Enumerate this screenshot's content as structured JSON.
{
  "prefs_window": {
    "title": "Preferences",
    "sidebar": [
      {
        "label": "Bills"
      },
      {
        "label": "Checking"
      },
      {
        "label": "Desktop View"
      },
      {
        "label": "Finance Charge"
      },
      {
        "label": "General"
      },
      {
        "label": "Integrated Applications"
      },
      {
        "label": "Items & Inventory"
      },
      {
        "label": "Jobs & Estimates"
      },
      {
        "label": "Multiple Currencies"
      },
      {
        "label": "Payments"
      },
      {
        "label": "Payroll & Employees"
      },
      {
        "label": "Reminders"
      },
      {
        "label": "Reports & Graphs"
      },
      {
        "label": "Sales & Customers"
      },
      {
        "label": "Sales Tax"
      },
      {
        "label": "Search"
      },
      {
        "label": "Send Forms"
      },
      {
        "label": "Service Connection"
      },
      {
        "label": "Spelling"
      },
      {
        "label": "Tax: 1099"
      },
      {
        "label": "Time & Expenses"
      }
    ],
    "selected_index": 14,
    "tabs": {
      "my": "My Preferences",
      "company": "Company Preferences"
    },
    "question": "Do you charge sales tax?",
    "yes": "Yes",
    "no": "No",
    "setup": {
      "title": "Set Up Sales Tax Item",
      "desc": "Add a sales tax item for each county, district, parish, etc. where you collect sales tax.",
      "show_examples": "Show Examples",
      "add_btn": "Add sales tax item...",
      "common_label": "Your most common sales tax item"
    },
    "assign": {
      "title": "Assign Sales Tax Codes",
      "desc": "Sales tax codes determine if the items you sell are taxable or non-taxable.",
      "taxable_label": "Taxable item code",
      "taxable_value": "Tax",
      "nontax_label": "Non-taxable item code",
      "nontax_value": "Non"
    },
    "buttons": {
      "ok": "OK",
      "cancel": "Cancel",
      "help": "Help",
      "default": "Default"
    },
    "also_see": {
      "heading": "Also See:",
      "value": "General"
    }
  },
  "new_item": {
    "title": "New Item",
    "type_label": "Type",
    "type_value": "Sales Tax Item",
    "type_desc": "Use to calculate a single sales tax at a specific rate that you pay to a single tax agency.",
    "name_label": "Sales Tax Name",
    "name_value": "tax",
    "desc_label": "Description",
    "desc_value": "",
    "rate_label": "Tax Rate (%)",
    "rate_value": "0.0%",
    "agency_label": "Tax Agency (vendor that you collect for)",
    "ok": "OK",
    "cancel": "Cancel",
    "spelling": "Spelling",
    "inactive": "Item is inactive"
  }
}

• _Short task_: Show each line of the data that contains the string "title".

• _Result_:
    "title": "Preferences",
      "title": "Set Up Sales Tax Item",
      "title": "Assign Sales Tax Codes",
    "title": "New Item",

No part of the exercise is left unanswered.